Chart and figure data
============================================================
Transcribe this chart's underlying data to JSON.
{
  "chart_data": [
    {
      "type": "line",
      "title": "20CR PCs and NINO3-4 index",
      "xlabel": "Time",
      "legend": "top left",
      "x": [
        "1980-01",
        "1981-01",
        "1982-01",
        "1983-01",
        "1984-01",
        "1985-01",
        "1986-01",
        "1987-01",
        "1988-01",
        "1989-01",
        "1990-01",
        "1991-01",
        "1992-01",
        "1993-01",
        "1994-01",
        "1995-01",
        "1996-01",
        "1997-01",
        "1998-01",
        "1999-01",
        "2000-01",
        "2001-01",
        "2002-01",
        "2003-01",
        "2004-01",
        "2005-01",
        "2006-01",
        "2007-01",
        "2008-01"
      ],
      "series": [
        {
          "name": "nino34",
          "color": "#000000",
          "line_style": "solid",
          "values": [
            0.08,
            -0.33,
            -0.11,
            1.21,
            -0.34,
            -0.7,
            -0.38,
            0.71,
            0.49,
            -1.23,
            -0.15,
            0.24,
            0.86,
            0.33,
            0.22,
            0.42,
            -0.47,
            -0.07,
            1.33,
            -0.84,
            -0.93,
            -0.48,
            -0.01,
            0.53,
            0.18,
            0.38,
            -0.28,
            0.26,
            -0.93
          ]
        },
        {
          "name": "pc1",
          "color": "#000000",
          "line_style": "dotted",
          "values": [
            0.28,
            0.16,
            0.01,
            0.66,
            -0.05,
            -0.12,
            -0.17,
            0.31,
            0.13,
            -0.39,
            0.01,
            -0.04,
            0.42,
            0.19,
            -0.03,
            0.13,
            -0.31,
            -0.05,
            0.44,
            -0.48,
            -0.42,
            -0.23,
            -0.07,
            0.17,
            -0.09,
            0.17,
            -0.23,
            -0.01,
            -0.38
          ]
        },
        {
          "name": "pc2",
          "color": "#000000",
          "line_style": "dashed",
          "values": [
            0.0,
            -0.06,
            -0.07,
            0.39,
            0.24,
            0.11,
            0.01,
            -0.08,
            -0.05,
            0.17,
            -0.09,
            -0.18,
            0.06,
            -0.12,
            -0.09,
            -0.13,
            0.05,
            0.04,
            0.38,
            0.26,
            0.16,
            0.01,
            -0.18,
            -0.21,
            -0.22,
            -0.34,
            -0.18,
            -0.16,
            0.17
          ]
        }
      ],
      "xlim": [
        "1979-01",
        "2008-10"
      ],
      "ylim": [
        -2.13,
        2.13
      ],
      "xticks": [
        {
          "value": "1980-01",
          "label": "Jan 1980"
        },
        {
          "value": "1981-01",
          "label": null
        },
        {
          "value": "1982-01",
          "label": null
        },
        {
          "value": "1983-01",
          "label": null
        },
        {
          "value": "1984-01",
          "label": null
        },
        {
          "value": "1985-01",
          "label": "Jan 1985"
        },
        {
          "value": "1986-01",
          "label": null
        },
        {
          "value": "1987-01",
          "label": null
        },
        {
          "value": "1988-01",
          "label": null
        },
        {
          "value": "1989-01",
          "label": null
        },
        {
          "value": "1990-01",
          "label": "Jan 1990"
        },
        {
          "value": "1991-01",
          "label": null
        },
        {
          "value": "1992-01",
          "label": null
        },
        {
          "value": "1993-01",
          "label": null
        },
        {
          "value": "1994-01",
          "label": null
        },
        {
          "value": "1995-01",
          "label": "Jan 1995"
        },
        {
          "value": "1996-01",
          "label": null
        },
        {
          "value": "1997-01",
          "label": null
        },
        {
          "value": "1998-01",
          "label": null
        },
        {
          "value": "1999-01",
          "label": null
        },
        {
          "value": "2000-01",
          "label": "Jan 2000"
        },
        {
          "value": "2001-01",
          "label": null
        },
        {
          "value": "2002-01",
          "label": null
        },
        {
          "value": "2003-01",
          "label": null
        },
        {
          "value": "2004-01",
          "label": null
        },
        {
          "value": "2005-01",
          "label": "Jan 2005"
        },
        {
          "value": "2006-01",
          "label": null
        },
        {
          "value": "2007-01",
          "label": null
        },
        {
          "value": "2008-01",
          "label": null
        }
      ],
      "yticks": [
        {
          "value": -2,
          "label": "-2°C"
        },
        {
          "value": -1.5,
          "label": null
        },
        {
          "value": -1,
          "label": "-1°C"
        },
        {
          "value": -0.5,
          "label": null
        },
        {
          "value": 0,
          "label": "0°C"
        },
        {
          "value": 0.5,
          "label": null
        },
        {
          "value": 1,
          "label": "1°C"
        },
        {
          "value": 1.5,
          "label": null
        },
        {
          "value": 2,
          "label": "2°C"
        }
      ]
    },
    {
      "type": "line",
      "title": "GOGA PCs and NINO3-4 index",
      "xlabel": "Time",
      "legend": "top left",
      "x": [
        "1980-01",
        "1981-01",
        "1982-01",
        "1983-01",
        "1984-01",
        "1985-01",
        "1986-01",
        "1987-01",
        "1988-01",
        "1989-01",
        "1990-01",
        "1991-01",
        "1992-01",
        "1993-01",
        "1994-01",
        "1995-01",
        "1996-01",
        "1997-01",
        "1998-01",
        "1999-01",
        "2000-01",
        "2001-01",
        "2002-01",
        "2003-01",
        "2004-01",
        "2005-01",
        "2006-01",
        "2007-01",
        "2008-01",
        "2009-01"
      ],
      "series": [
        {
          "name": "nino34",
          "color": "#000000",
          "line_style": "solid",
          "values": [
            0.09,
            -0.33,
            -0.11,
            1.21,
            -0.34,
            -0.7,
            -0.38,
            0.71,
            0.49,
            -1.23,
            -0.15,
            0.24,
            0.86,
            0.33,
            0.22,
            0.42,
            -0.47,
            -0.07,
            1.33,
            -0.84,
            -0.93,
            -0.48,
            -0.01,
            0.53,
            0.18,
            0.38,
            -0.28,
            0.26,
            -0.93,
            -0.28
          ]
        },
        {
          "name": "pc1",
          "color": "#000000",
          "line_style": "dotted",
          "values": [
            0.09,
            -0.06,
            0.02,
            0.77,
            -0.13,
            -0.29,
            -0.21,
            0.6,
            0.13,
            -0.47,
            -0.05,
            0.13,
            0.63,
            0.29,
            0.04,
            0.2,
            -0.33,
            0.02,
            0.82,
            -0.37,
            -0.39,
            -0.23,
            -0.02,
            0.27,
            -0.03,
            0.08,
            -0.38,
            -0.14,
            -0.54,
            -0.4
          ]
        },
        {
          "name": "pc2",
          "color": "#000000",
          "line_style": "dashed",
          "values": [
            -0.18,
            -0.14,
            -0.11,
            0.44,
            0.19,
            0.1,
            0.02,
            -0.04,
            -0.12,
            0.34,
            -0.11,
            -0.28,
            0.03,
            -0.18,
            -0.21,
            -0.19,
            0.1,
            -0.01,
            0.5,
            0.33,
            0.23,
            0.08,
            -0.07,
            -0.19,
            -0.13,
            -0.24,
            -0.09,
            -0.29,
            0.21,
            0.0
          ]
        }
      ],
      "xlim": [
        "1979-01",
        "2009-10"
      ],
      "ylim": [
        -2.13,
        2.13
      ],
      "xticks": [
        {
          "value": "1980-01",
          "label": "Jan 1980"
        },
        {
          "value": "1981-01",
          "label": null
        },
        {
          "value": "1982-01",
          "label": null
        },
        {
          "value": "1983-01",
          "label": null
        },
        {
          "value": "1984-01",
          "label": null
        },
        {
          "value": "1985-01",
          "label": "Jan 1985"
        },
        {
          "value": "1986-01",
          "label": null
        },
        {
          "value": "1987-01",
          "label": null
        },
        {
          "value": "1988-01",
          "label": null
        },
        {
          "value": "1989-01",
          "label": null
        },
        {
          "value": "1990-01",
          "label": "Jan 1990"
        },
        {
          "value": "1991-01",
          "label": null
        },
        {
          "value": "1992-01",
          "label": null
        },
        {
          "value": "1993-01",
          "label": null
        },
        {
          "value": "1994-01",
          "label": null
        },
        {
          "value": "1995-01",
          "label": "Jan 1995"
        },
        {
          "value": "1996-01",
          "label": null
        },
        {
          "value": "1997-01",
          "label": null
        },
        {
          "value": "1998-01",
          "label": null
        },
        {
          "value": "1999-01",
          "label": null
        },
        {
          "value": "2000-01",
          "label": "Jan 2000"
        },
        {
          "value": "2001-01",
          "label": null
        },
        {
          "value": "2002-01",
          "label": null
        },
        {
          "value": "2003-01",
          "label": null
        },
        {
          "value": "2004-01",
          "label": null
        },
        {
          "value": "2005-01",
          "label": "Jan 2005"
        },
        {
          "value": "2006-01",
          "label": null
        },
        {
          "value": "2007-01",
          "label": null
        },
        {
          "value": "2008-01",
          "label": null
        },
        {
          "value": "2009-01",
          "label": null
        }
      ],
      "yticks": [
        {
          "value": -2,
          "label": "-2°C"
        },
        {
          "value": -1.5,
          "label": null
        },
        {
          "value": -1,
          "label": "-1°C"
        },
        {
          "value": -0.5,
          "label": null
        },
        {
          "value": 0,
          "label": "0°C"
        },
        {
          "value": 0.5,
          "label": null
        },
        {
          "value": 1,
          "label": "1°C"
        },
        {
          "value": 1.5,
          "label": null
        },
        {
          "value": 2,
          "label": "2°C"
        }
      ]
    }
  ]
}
============================================================
SHORT TASK
Gather up the lines containing the word "index" from these records and copy them.

EXERCISE RESPONSE
      "title": "20CR PCs and NINO3-4 index",
      "title": "GOGA PCs and NINO3-4 index",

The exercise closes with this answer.